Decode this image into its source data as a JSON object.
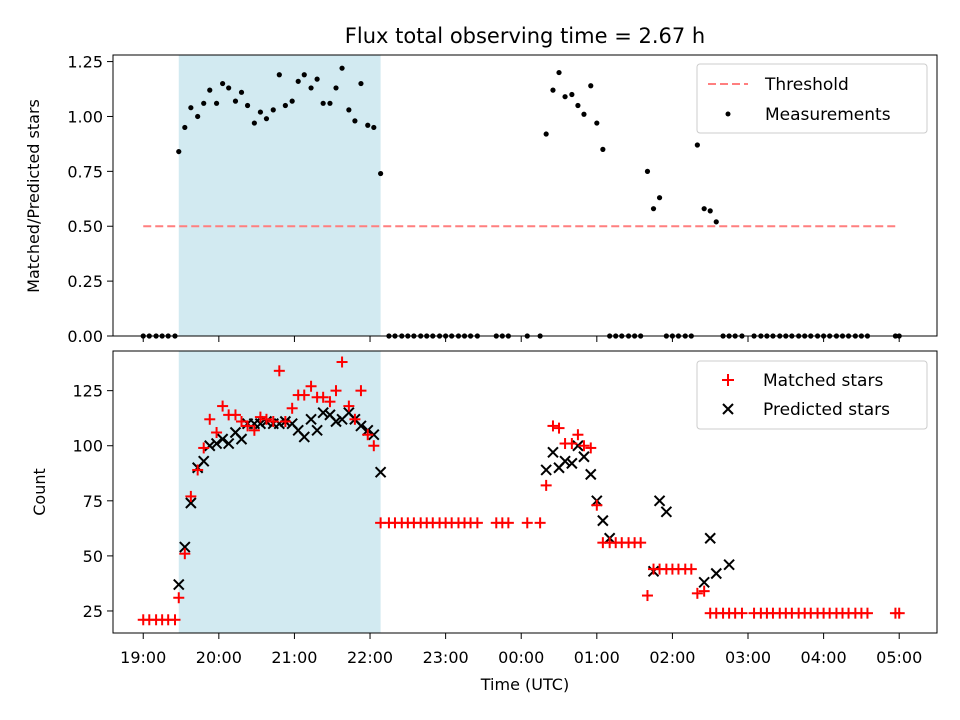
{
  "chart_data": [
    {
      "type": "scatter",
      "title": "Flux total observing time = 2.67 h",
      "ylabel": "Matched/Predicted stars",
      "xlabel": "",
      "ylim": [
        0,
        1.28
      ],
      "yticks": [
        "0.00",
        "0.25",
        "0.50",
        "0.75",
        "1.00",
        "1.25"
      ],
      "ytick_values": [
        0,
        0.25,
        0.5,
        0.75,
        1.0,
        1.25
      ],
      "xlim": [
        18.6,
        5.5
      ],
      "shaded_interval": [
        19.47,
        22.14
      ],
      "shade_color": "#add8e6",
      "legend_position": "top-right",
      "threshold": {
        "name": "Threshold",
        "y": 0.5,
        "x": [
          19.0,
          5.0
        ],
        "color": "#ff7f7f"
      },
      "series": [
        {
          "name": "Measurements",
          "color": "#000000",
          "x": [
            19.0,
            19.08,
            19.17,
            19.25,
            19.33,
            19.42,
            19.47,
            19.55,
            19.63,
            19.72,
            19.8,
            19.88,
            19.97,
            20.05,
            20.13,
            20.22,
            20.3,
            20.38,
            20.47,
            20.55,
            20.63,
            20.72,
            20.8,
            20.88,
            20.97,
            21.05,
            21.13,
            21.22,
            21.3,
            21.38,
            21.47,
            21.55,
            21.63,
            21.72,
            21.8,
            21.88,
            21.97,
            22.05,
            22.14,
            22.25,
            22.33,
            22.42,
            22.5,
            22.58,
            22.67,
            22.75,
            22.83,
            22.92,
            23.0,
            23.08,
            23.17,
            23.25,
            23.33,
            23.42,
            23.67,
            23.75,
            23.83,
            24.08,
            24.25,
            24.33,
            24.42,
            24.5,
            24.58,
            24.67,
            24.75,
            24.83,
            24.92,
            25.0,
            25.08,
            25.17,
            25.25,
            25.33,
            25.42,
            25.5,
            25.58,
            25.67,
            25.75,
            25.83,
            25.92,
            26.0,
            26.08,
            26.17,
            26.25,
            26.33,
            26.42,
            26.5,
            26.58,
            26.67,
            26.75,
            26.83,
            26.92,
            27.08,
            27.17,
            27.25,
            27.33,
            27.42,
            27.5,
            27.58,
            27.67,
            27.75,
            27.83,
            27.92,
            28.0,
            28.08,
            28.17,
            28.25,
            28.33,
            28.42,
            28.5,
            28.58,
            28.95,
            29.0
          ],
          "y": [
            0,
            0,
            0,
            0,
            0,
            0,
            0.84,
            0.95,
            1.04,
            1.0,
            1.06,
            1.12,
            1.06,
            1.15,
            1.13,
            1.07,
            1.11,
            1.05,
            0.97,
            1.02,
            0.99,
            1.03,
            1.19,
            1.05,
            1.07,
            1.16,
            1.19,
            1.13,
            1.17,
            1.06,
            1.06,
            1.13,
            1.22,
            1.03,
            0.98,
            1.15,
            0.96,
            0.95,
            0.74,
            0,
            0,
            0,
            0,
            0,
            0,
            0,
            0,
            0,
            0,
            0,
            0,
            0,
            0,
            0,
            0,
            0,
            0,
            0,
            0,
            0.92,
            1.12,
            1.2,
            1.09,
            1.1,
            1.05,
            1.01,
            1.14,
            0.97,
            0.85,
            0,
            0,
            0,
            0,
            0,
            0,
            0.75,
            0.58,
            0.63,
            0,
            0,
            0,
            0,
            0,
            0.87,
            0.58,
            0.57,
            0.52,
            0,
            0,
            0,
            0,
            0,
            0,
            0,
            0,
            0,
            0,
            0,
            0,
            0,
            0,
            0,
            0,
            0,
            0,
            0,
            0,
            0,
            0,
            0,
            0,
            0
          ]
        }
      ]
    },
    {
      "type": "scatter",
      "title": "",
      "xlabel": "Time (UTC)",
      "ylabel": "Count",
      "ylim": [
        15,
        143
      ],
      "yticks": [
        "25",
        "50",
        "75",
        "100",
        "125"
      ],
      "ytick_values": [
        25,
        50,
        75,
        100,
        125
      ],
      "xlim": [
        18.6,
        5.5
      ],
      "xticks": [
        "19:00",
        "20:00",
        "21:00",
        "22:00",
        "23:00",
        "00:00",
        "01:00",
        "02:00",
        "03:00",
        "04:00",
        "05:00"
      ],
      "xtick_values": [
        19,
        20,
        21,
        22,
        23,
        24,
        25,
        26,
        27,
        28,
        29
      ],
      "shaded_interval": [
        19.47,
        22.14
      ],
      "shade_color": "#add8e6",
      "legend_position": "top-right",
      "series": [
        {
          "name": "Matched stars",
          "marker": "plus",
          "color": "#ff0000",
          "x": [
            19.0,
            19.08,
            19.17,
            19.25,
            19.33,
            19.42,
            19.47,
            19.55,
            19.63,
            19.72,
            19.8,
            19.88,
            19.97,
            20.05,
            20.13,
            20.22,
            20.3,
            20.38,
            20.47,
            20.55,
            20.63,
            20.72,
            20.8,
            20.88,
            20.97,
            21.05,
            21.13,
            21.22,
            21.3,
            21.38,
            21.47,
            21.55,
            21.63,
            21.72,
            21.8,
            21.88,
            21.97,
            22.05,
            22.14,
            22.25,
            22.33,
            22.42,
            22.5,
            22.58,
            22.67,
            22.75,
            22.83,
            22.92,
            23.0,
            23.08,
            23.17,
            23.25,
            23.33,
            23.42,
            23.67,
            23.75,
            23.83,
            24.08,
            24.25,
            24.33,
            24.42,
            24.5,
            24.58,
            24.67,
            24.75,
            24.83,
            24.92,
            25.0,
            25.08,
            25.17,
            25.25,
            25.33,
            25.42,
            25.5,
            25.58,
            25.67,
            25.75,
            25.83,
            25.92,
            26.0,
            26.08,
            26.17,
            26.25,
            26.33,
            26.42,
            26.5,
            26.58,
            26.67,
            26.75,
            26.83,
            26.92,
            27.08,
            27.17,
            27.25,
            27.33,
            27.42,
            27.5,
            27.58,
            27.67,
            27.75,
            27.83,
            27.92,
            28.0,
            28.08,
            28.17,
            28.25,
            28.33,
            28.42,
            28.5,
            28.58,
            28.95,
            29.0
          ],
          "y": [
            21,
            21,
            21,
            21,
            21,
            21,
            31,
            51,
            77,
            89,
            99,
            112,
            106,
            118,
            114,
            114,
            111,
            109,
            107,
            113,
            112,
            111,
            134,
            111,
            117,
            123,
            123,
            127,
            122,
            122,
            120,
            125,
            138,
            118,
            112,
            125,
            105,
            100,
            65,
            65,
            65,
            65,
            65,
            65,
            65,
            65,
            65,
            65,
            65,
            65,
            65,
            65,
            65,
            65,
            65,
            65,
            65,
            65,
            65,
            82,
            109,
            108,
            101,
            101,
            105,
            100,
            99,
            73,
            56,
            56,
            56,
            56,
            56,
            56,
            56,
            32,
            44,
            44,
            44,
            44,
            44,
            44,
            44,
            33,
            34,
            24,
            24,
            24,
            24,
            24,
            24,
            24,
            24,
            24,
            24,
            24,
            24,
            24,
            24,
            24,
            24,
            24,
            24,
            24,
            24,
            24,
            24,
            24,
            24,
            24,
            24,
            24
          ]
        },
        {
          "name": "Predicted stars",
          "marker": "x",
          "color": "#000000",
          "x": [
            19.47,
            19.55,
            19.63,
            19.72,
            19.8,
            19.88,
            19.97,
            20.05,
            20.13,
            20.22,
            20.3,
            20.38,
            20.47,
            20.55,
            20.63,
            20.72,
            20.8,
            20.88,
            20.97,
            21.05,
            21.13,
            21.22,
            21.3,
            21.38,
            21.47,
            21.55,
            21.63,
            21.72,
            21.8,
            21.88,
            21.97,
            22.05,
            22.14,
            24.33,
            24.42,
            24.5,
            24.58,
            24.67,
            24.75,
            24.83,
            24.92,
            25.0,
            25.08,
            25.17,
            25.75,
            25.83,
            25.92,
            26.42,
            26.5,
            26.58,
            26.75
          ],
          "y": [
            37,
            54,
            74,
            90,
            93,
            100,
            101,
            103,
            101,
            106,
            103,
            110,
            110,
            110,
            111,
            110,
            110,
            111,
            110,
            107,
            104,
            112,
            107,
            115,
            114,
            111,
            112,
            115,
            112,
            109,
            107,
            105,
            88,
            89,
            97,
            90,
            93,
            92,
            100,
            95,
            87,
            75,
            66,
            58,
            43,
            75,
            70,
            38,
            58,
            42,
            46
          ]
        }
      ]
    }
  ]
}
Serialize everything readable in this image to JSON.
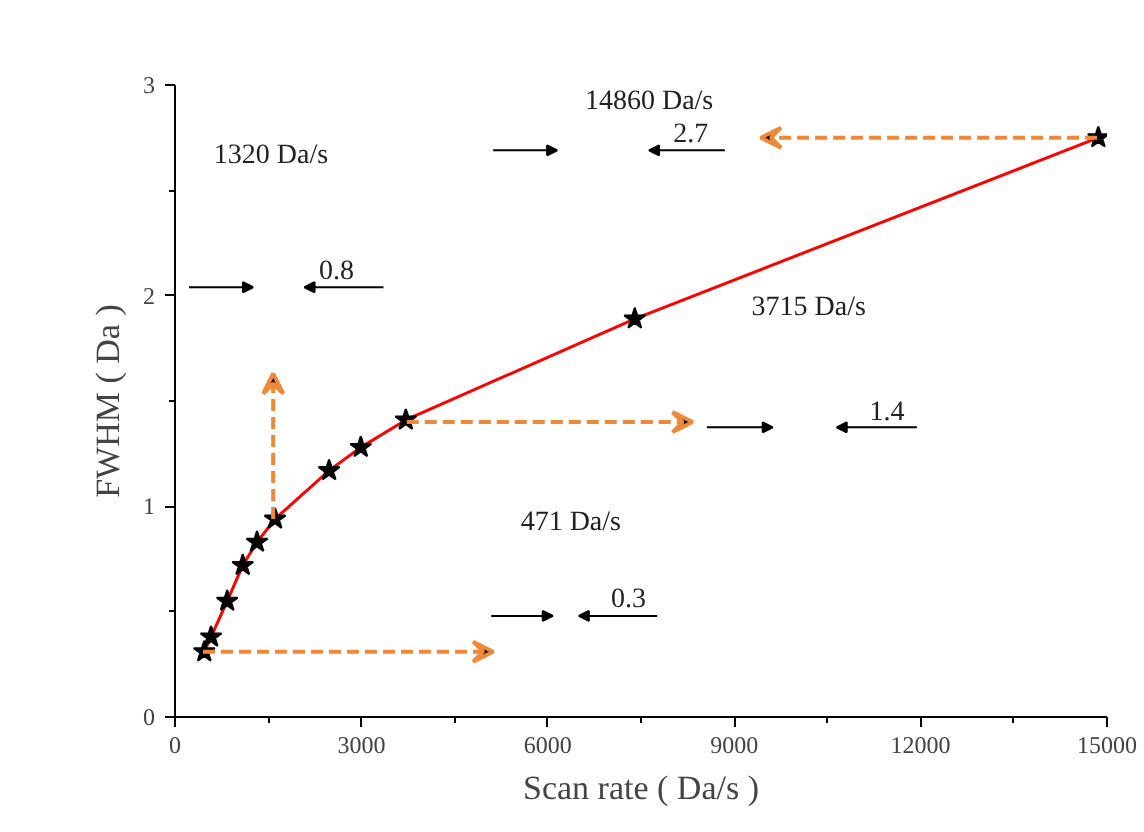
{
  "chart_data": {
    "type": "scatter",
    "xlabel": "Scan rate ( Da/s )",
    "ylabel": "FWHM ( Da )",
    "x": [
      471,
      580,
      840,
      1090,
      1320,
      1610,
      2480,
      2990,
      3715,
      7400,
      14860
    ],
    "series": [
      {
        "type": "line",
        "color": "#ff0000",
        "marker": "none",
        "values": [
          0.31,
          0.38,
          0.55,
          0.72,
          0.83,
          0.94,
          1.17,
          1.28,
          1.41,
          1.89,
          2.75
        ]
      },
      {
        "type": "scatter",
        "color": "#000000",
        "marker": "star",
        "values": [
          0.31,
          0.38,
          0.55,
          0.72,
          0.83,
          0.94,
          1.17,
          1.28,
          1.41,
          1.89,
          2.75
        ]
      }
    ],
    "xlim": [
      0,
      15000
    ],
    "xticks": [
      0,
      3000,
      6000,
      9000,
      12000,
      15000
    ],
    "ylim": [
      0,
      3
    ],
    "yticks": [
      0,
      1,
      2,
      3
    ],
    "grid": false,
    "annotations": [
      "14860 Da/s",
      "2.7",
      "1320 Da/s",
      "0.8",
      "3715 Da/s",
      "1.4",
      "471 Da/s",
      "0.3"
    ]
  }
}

- **EXERCISE INSTRUCTIONS**
In the records above, how many lines contain the string "scatter"? State that number only.

- **ANSWER IN FULL**
4